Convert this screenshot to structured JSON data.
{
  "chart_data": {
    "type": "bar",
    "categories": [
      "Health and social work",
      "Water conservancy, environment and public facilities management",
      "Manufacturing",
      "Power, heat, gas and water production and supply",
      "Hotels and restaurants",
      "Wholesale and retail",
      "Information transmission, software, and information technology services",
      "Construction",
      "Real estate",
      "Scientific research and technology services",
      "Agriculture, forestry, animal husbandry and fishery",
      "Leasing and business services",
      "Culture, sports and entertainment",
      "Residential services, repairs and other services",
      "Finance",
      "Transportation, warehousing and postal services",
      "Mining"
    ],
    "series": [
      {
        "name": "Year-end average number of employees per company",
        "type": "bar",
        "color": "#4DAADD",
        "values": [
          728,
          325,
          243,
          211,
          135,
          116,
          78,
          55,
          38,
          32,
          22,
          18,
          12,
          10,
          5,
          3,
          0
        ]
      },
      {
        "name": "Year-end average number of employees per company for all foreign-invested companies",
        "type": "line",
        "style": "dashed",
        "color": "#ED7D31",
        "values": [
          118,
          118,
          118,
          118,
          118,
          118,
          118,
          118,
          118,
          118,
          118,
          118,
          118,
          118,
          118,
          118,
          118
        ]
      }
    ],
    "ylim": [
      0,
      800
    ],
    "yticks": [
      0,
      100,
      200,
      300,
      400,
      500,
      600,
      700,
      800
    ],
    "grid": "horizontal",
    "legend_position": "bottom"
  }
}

**Your objective**.
Leave out every line without the string "technology" and copy the rest.

**Result**.
      "Information transmission, software, and information technology services",
      "Scientific research and technology services",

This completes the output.